>> start Dataset entries

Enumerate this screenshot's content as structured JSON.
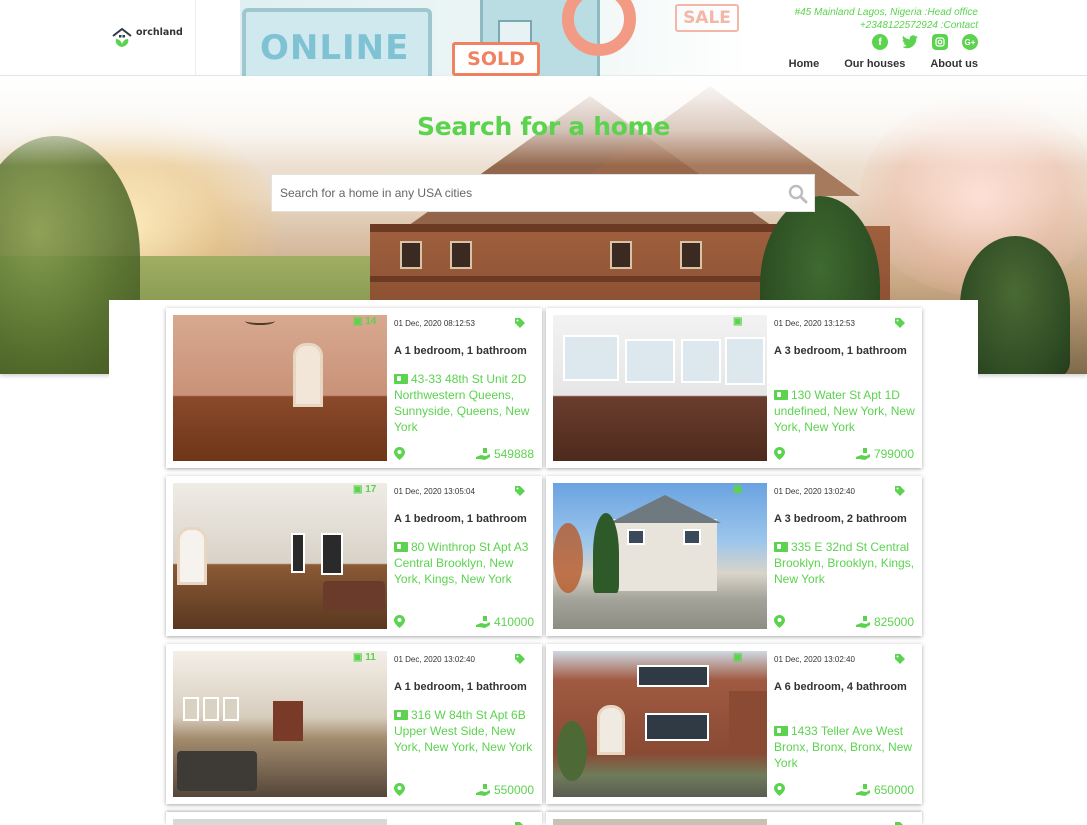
{
  "brand": {
    "name": "orchland",
    "accent": "#5bd34e"
  },
  "banner": {
    "online": "ONLINE",
    "sold": "SOLD",
    "sale": "SALE"
  },
  "contact": {
    "office": "#45 Mainland Lagos, Nigeria :Head office",
    "phone": "+2348122572924 :Contact"
  },
  "socials": [
    {
      "name": "facebook-icon",
      "glyph": "f"
    },
    {
      "name": "twitter-icon",
      "glyph": "🐦"
    },
    {
      "name": "instagram-icon",
      "glyph": "◎"
    },
    {
      "name": "google-plus-icon",
      "glyph": "G+"
    }
  ],
  "nav": {
    "home": "Home",
    "houses": "Our houses",
    "about": "About us"
  },
  "hero": {
    "title": "Search for a home",
    "search_placeholder": "Search for a home in any USA cities"
  },
  "listings": [
    {
      "date": "01 Dec, 2020 08:12:53",
      "rooms": "A 1 bedroom, 1 bathroom",
      "address": "43-33 48th St Unit 2D Northwestern Queens, Sunnyside, Queens, New York",
      "price": "549888",
      "photos": "14"
    },
    {
      "date": "01 Dec, 2020 13:12:53",
      "rooms": "A 3 bedroom, 1 bathroom",
      "address": "130 Water St Apt 1D undefined, New York, New York, New York",
      "price": "799000",
      "photos": ""
    },
    {
      "date": "01 Dec, 2020 13:05:04",
      "rooms": "A 1 bedroom, 1 bathroom",
      "address": "80 Winthrop St Apt A3 Central Brooklyn, New York, Kings, New York",
      "price": "410000",
      "photos": "17"
    },
    {
      "date": "01 Dec, 2020 13:02:40",
      "rooms": "A 3 bedroom, 2 bathroom",
      "address": "335 E 32nd St Central Brooklyn, Brooklyn, Kings, New York",
      "price": "825000",
      "photos": ""
    },
    {
      "date": "01 Dec, 2020 13:02:40",
      "rooms": "A 1 bedroom, 1 bathroom",
      "address": "316 W 84th St Apt 6B Upper West Side, New York, New York, New York",
      "price": "550000",
      "photos": "11"
    },
    {
      "date": "01 Dec, 2020 13:02:40",
      "rooms": "A 6 bedroom, 4 bathroom",
      "address": "1433 Teller Ave West Bronx, Bronx, Bronx, New York",
      "price": "650000",
      "photos": ""
    }
  ]
}
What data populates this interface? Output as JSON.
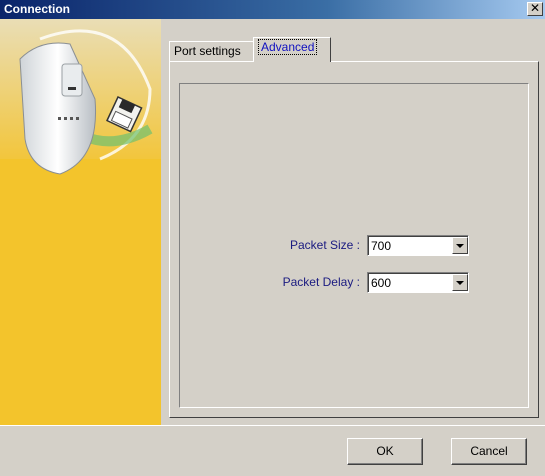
{
  "window": {
    "title": "Connection",
    "close_symbol": "✕"
  },
  "tabs": [
    {
      "label": "Port settings",
      "active": false
    },
    {
      "label": "Advanced",
      "active": true
    }
  ],
  "fields": {
    "packet_size": {
      "label": "Packet Size :",
      "value": "700"
    },
    "packet_delay": {
      "label": "Packet Delay :",
      "value": "600"
    }
  },
  "buttons": {
    "ok_label": "OK",
    "cancel_label": "Cancel"
  },
  "colors": {
    "title_bar": "#0a246a",
    "label_text": "#1a1a80",
    "active_tab_text": "#1010c0",
    "side_panel": "#f3c42c"
  },
  "icons": {
    "side_illustration": "device-with-floppy-disk"
  }
}
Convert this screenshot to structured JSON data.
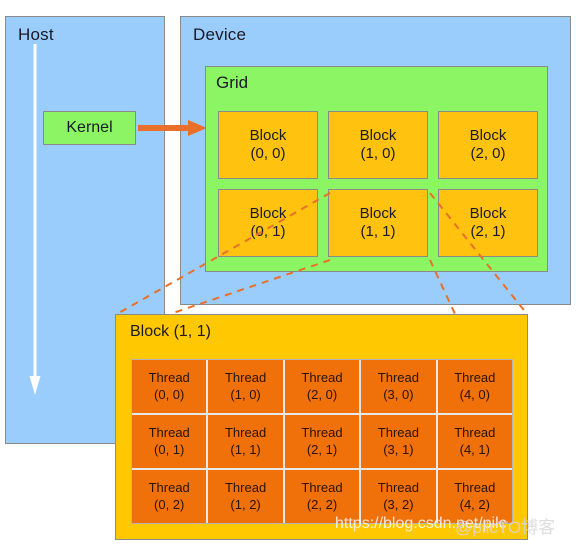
{
  "host": {
    "title": "Host",
    "kernel_label": "Kernel",
    "down_arrow_icon": "arrow-down-icon"
  },
  "device": {
    "title": "Device",
    "kernel_launch_arrow_icon": "arrow-right-icon",
    "grid": {
      "title": "Grid",
      "blocks": [
        {
          "name": "Block",
          "index": "(0, 0)"
        },
        {
          "name": "Block",
          "index": "(1, 0)"
        },
        {
          "name": "Block",
          "index": "(2, 0)"
        },
        {
          "name": "Block",
          "index": "(0, 1)"
        },
        {
          "name": "Block",
          "index": "(1, 1)"
        },
        {
          "name": "Block",
          "index": "(2, 1)"
        }
      ]
    }
  },
  "detail": {
    "title": "Block (1, 1)",
    "threads": [
      {
        "name": "Thread",
        "index": "(0, 0)"
      },
      {
        "name": "Thread",
        "index": "(1, 0)"
      },
      {
        "name": "Thread",
        "index": "(2, 0)"
      },
      {
        "name": "Thread",
        "index": "(3, 0)"
      },
      {
        "name": "Thread",
        "index": "(4, 0)"
      },
      {
        "name": "Thread",
        "index": "(0, 1)"
      },
      {
        "name": "Thread",
        "index": "(1, 1)"
      },
      {
        "name": "Thread",
        "index": "(2, 1)"
      },
      {
        "name": "Thread",
        "index": "(3, 1)"
      },
      {
        "name": "Thread",
        "index": "(4, 1)"
      },
      {
        "name": "Thread",
        "index": "(0, 2)"
      },
      {
        "name": "Thread",
        "index": "(1, 2)"
      },
      {
        "name": "Thread",
        "index": "(2, 2)"
      },
      {
        "name": "Thread",
        "index": "(3, 2)"
      },
      {
        "name": "Thread",
        "index": "(4, 2)"
      }
    ]
  },
  "watermark": {
    "url": "https://blog.csdn.net/pilc",
    "overlay": "@pilcTO博客"
  },
  "colors": {
    "panel_blue": "#9ACDFB",
    "grid_green": "#8CF563",
    "block_orange": "#FFC20E",
    "detail_yellow": "#FFC800",
    "thread_orange": "#F0700A",
    "connector_orange": "#E8702A",
    "arrow_white": "#FFFFFF",
    "border_gray": "#8A8A8A"
  }
}
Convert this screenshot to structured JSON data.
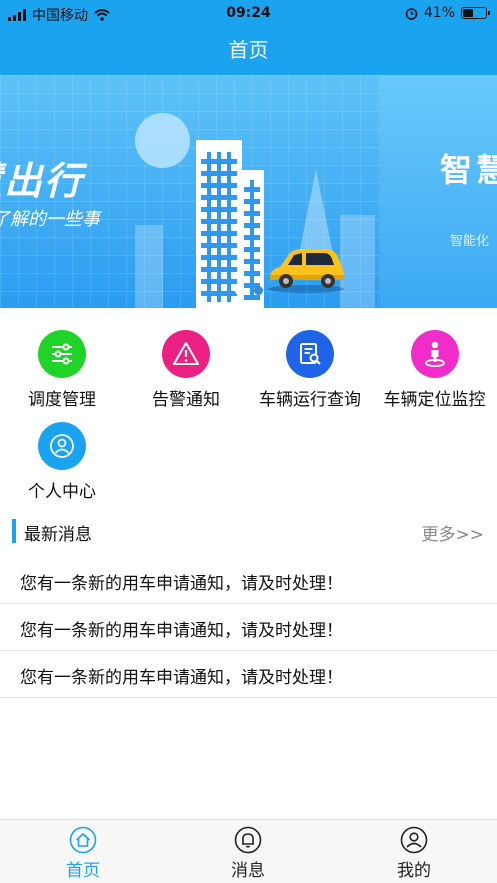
{
  "status_bar": {
    "carrier": "中国移动",
    "time": "09:24",
    "battery": "41%",
    "battery_level": 0.41
  },
  "navbar": {
    "title": "首页"
  },
  "banner": {
    "slide1_title": "智慧出行",
    "slide1_subtitle": "了解的一些事",
    "slide2_title": "智慧",
    "slide2_subtitle": "智能化",
    "slide_count": 2,
    "active_slide": 1
  },
  "menu": [
    {
      "label": "调度管理",
      "icon": "sliders-icon",
      "color": "#1fd327"
    },
    {
      "label": "告警通知",
      "icon": "warning-icon",
      "color": "#ec1f82"
    },
    {
      "label": "车辆运行查询",
      "icon": "document-search-icon",
      "color": "#1f64e8"
    },
    {
      "label": "车辆定位监控",
      "icon": "location-person-icon",
      "color": "#f22cc9"
    },
    {
      "label": "个人中心",
      "icon": "user-icon",
      "color": "#1aa4f0"
    }
  ],
  "news": {
    "title": "最新消息",
    "more": "更多>>",
    "items": [
      "您有一条新的用车申请通知，请及时处理！",
      "您有一条新的用车申请通知，请及时处理！",
      "您有一条新的用车申请通知，请及时处理！"
    ]
  },
  "tabbar": {
    "active_color": "#1aa4f0",
    "items": [
      {
        "label": "首页",
        "icon": "home-icon",
        "active": true
      },
      {
        "label": "消息",
        "icon": "bell-icon",
        "active": false
      },
      {
        "label": "我的",
        "icon": "profile-icon",
        "active": false
      }
    ]
  }
}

>> end Dataset entries

Exercise requirements: Make an exact copy of the records shown above, without the pictures.

The reply:
Enumerate this screenshot's content as structured JSON.
{
  "brand": {
    "name": "orchland",
    "accent": "#5bd34e"
  },
  "banner": {
    "online": "ONLINE",
    "sold": "SOLD",
    "sale": "SALE"
  },
  "contact": {
    "office": "#45 Mainland Lagos, Nigeria :Head office",
    "phone": "+2348122572924 :Contact"
  },
  "socials": [
    {
      "name": "facebook-icon",
      "glyph": "f"
    },
    {
      "name": "twitter-icon",
      "glyph": "🐦"
    },
    {
      "name": "instagram-icon",
      "glyph": "◎"
    },
    {
      "name": "google-plus-icon",
      "glyph": "G+"
    }
  ],
  "nav": {
    "home": "Home",
    "houses": "Our houses",
    "about": "About us"
  },
  "hero": {
    "title": "Search for a home",
    "search_placeholder": "Search for a home in any USA cities"
  },
  "listings": [
    {
      "date": "01 Dec, 2020 08:12:53",
      "rooms": "A 1 bedroom, 1 bathroom",
      "address": "43-33 48th St Unit 2D Northwestern Queens, Sunnyside, Queens, New York",
      "price": "549888",
      "photos": "14"
    },
    {
      "date": "01 Dec, 2020 13:12:53",
      "rooms": "A 3 bedroom, 1 bathroom",
      "address": "130 Water St Apt 1D undefined, New York, New York, New York",
      "price": "799000",
      "photos": ""
    },
    {
      "date": "01 Dec, 2020 13:05:04",
      "rooms": "A 1 bedroom, 1 bathroom",
      "address": "80 Winthrop St Apt A3 Central Brooklyn, New York, Kings, New York",
      "price": "410000",
      "photos": "17"
    },
    {
      "date": "01 Dec, 2020 13:02:40",
      "rooms": "A 3 bedroom, 2 bathroom",
      "address": "335 E 32nd St Central Brooklyn, Brooklyn, Kings, New York",
      "price": "825000",
      "photos": ""
    },
    {
      "date": "01 Dec, 2020 13:02:40",
      "rooms": "A 1 bedroom, 1 bathroom",
      "address": "316 W 84th St Apt 6B Upper West Side, New York, New York, New York",
      "price": "550000",
      "photos": "11"
    },
    {
      "date": "01 Dec, 2020 13:02:40",
      "rooms": "A 6 bedroom, 4 bathroom",
      "address": "1433 Teller Ave West Bronx, Bronx, Bronx, New York",
      "price": "650000",
      "photos": ""
    }
  ]
}
What data populates this interface? Output as JSON.
{
  "window": {
    "title": "Connection",
    "close_symbol": "✕"
  },
  "tabs": [
    {
      "label": "Port settings",
      "active": false
    },
    {
      "label": "Advanced",
      "active": true
    }
  ],
  "fields": {
    "packet_size": {
      "label": "Packet Size :",
      "value": "700"
    },
    "packet_delay": {
      "label": "Packet Delay :",
      "value": "600"
    }
  },
  "buttons": {
    "ok_label": "OK",
    "cancel_label": "Cancel"
  },
  "colors": {
    "title_bar": "#0a246a",
    "label_text": "#1a1a80",
    "active_tab_text": "#1010c0",
    "side_panel": "#f3c42c"
  },
  "icons": {
    "side_illustration": "device-with-floppy-disk"
  }
}
Convert this screenshot to structured JSON data.
{
  "host": {
    "title": "Host",
    "kernel_label": "Kernel",
    "down_arrow_icon": "arrow-down-icon"
  },
  "device": {
    "title": "Device",
    "kernel_launch_arrow_icon": "arrow-right-icon",
    "grid": {
      "title": "Grid",
      "blocks": [
        {
          "name": "Block",
          "index": "(0, 0)"
        },
        {
          "name": "Block",
          "index": "(1, 0)"
        },
        {
          "name": "Block",
          "index": "(2, 0)"
        },
        {
          "name": "Block",
          "index": "(0, 1)"
        },
        {
          "name": "Block",
          "index": "(1, 1)"
        },
        {
          "name": "Block",
          "index": "(2, 1)"
        }
      ]
    }
  },
  "detail": {
    "title": "Block (1, 1)",
    "threads": [
      {
        "name": "Thread",
        "index": "(0, 0)"
      },
      {
        "name": "Thread",
        "index": "(1, 0)"
      },
      {
        "name": "Thread",
        "index": "(2, 0)"
      },
      {
        "name": "Thread",
        "index": "(3, 0)"
      },
      {
        "name": "Thread",
        "index": "(4, 0)"
      },
      {
        "name": "Thread",
        "index": "(0, 1)"
      },
      {
        "name": "Thread",
        "index": "(1, 1)"
      },
      {
        "name": "Thread",
        "index": "(2, 1)"
      },
      {
        "name": "Thread",
        "index": "(3, 1)"
      },
      {
        "name": "Thread",
        "index": "(4, 1)"
      },
      {
        "name": "Thread",
        "index": "(0, 2)"
      },
      {
        "name": "Thread",
        "index": "(1, 2)"
      },
      {
        "name": "Thread",
        "index": "(2, 2)"
      },
      {
        "name": "Thread",
        "index": "(3, 2)"
      },
      {
        "name": "Thread",
        "index": "(4, 2)"
      }
    ]
  },
  "watermark": {
    "url": "https://blog.csdn.net/pilc",
    "overlay": "@pilcTO博客"
  },
  "colors": {
    "panel_blue": "#9ACDFB",
    "grid_green": "#8CF563",
    "block_orange": "#FFC20E",
    "detail_yellow": "#FFC800",
    "thread_orange": "#F0700A",
    "connector_orange": "#E8702A",
    "arrow_white": "#FFFFFF",
    "border_gray": "#8A8A8A"
  }
}
Convert this screenshot to structured JSON data.
{
  "status_bar": {
    "carrier": "中国移动",
    "time": "09:24",
    "battery": "41%",
    "battery_level": 0.41
  },
  "navbar": {
    "title": "首页"
  },
  "banner": {
    "slide1_title": "智慧出行",
    "slide1_subtitle": "了解的一些事",
    "slide2_title": "智慧",
    "slide2_subtitle": "智能化",
    "slide_count": 2,
    "active_slide": 1
  },
  "menu": [
    {
      "label": "调度管理",
      "icon": "sliders-icon",
      "color": "#1fd327"
    },
    {
      "label": "告警通知",
      "icon": "warning-icon",
      "color": "#ec1f82"
    },
    {
      "label": "车辆运行查询",
      "icon": "document-search-icon",
      "color": "#1f64e8"
    },
    {
      "label": "车辆定位监控",
      "icon": "location-person-icon",
      "color": "#f22cc9"
    },
    {
      "label": "个人中心",
      "icon": "user-icon",
      "color": "#1aa4f0"
    }
  ],
  "news": {
    "title": "最新消息",
    "more": "更多>>",
    "items": [
      "您有一条新的用车申请通知，请及时处理！",
      "您有一条新的用车申请通知，请及时处理！",
      "您有一条新的用车申请通知，请及时处理！"
    ]
  },
  "tabbar": {
    "active_color": "#1aa4f0",
    "items": [
      {
        "label": "首页",
        "icon": "home-icon",
        "active": true
      },
      {
        "label": "消息",
        "icon": "bell-icon",
        "active": false
      },
      {
        "label": "我的",
        "icon": "profile-icon",
        "active": false
      }
    ]
  }
}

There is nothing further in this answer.